_Goal of the exercise_. Transcribe all of the material exactly, except for its pictures.

>> START Data extract

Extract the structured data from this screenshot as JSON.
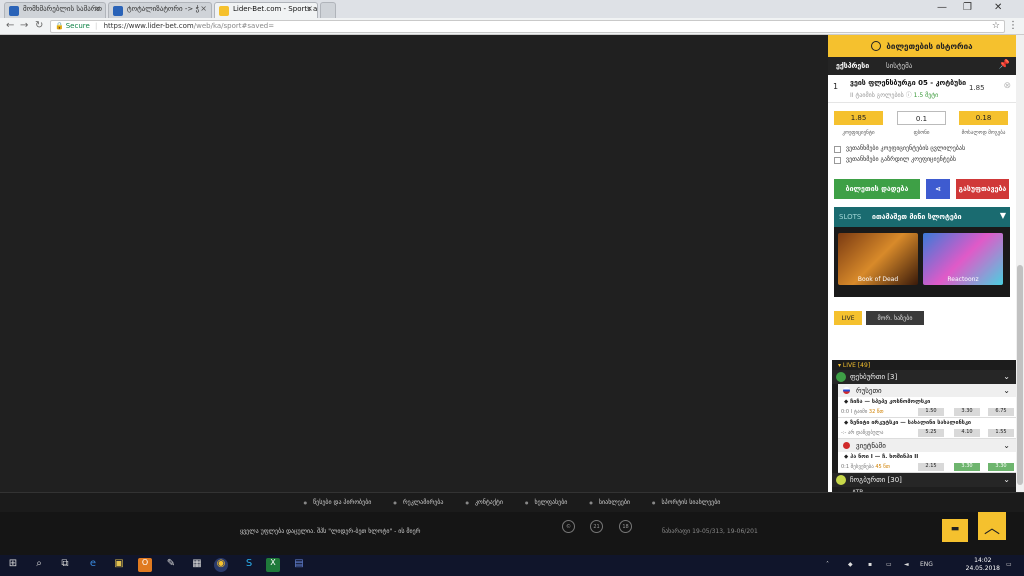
{
  "browser": {
    "tabs": [
      {
        "title": "მომხმარებლის სამართ",
        "icon": "chrome-page-icon"
      },
      {
        "title": "ტოტალიზატორი -> ჭ",
        "icon": "chrome-page-icon"
      },
      {
        "title": "Lider-Bet.com - Sports a",
        "icon": "liderbet-favicon"
      }
    ],
    "address": {
      "secure_label": "Secure",
      "url_host": "https://www.lider-bet.com",
      "url_path": "/web/ka/sport#saved="
    }
  },
  "betslip": {
    "history_title": "ბილეთების ისტორია",
    "tab_single": "ექსპრესი",
    "tab_system": "სისტემა",
    "bet": {
      "number": "1",
      "event": "ვეის ფლენსბურგი 05 - კოტბუსი",
      "market": "II ტაიმის გოლების",
      "pick": "1.5 მეტი",
      "odd": "1.85"
    },
    "coef_value": "1.85",
    "stake_value": "0.1",
    "win_value": "0.18",
    "coef_label": "კოეფიციენტი",
    "stake_label": "ფსონი",
    "win_label": "მოსალოდ მოგება",
    "check1": "ვეთანხმები კოეფიციენტების ცვლილებას",
    "check2": "ვეთანხმები გაზრდილ კოეფიციენტებს",
    "place_bet": "ბილეთის დადება",
    "clear": "გასუფთავება"
  },
  "slots": {
    "label": "SLOTS",
    "title": "ითამაშეთ მინი სლოტები",
    "games": [
      {
        "name": "Book of Dead"
      },
      {
        "name": "Reactoonz"
      }
    ]
  },
  "live": {
    "tab_live": "LIVE",
    "tab_other": "მორ. ხაზები",
    "header": "LIVE [49]",
    "football": "ფეხბურთი [3]",
    "russia": "რუსეთი",
    "m1_teams": "ჩიჩა — სპეპე კოსნომოლსკი",
    "m1_info": "0:0 I ტაიმი",
    "m1_min": "32 წთ",
    "m1_odds": [
      "1.50",
      "3.30",
      "6.75"
    ],
    "m2_teams": "ზენიტი ირკუტსკი — სახალინი სახალინსკი",
    "m2_info": "-:- არ დაწყებულა",
    "m2_odds": [
      "5.25",
      "4.10",
      "1.55"
    ],
    "vietnam": "ვიეტნამი",
    "m3_teams": "ჰა ნოი I — ჩ. ხოშინჰი II",
    "m3_info": "0:1 შესვენება",
    "m3_min": "45 წთ",
    "m3_odds": [
      "2.15",
      "3.30",
      "3.30"
    ],
    "tennis": "ჩოგბურთი [30]",
    "atp": "ATP"
  },
  "footer": {
    "links": [
      "წესები და პირობები",
      "რეკლამირება",
      "კონტაქტი",
      "ხელფასები",
      "სიახლეები",
      "სპორტის სიახლეები"
    ],
    "copyright": "ყველა უფლება დაცულია. შპს \"ლიდერ-ბეთ ხლოტი\" - ის მიერ",
    "badge_c": "©",
    "badge_21": "21",
    "badge_18": "18",
    "version": "ნახარაფი 19-05/313, 19-06/201"
  },
  "taskbar": {
    "time": "14:02",
    "date": "24.05.2018"
  },
  "colors": {
    "accent": "#f5c12e",
    "green": "#3ea046",
    "blue": "#3e5bd0",
    "red": "#d03838",
    "teal": "#1a6b70"
  }
}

>> END Data extract

_Written answer_.
Extract the structured data from this screenshot as JSON.
{
  "browser": {
    "tabs": [
      {
        "title": "მომხმარებლის სამართ",
        "icon": "chrome-page-icon"
      },
      {
        "title": "ტოტალიზატორი -> ჭ",
        "icon": "chrome-page-icon"
      },
      {
        "title": "Lider-Bet.com - Sports a",
        "icon": "liderbet-favicon"
      }
    ],
    "address": {
      "secure_label": "Secure",
      "url_host": "https://www.lider-bet.com",
      "url_path": "/web/ka/sport#saved="
    }
  },
  "betslip": {
    "history_title": "ბილეთების ისტორია",
    "tab_single": "ექსპრესი",
    "tab_system": "სისტემა",
    "bet": {
      "number": "1",
      "event": "ვეის ფლენსბურგი 05 - კოტბუსი",
      "market": "II ტაიმის გოლების",
      "pick": "1.5 მეტი",
      "odd": "1.85"
    },
    "coef_value": "1.85",
    "stake_value": "0.1",
    "win_value": "0.18",
    "coef_label": "კოეფიციენტი",
    "stake_label": "ფსონი",
    "win_label": "მოსალოდ მოგება",
    "check1": "ვეთანხმები კოეფიციენტების ცვლილებას",
    "check2": "ვეთანხმები გაზრდილ კოეფიციენტებს",
    "place_bet": "ბილეთის დადება",
    "clear": "გასუფთავება"
  },
  "slots": {
    "label": "SLOTS",
    "title": "ითამაშეთ მინი სლოტები",
    "games": [
      {
        "name": "Book of Dead"
      },
      {
        "name": "Reactoonz"
      }
    ]
  },
  "live": {
    "tab_live": "LIVE",
    "tab_other": "მორ. ხაზები",
    "header": "LIVE [49]",
    "football": "ფეხბურთი [3]",
    "russia": "რუსეთი",
    "m1_teams": "ჩიჩა — სპეპე კოსნომოლსკი",
    "m1_info": "0:0 I ტაიმი",
    "m1_min": "32 წთ",
    "m1_odds": [
      "1.50",
      "3.30",
      "6.75"
    ],
    "m2_teams": "ზენიტი ირკუტსკი — სახალინი სახალინსკი",
    "m2_info": "-:- არ დაწყებულა",
    "m2_odds": [
      "5.25",
      "4.10",
      "1.55"
    ],
    "vietnam": "ვიეტნამი",
    "m3_teams": "ჰა ნოი I — ჩ. ხოშინჰი II",
    "m3_info": "0:1 შესვენება",
    "m3_min": "45 წთ",
    "m3_odds": [
      "2.15",
      "3.30",
      "3.30"
    ],
    "tennis": "ჩოგბურთი [30]",
    "atp": "ATP"
  },
  "footer": {
    "links": [
      "წესები და პირობები",
      "რეკლამირება",
      "კონტაქტი",
      "ხელფასები",
      "სიახლეები",
      "სპორტის სიახლეები"
    ],
    "copyright": "ყველა უფლება დაცულია. შპს \"ლიდერ-ბეთ ხლოტი\" - ის მიერ",
    "badge_c": "©",
    "badge_21": "21",
    "badge_18": "18",
    "version": "ნახარაფი 19-05/313, 19-06/201"
  },
  "taskbar": {
    "time": "14:02",
    "date": "24.05.2018"
  },
  "colors": {
    "accent": "#f5c12e",
    "green": "#3ea046",
    "blue": "#3e5bd0",
    "red": "#d03838",
    "teal": "#1a6b70"
  }
}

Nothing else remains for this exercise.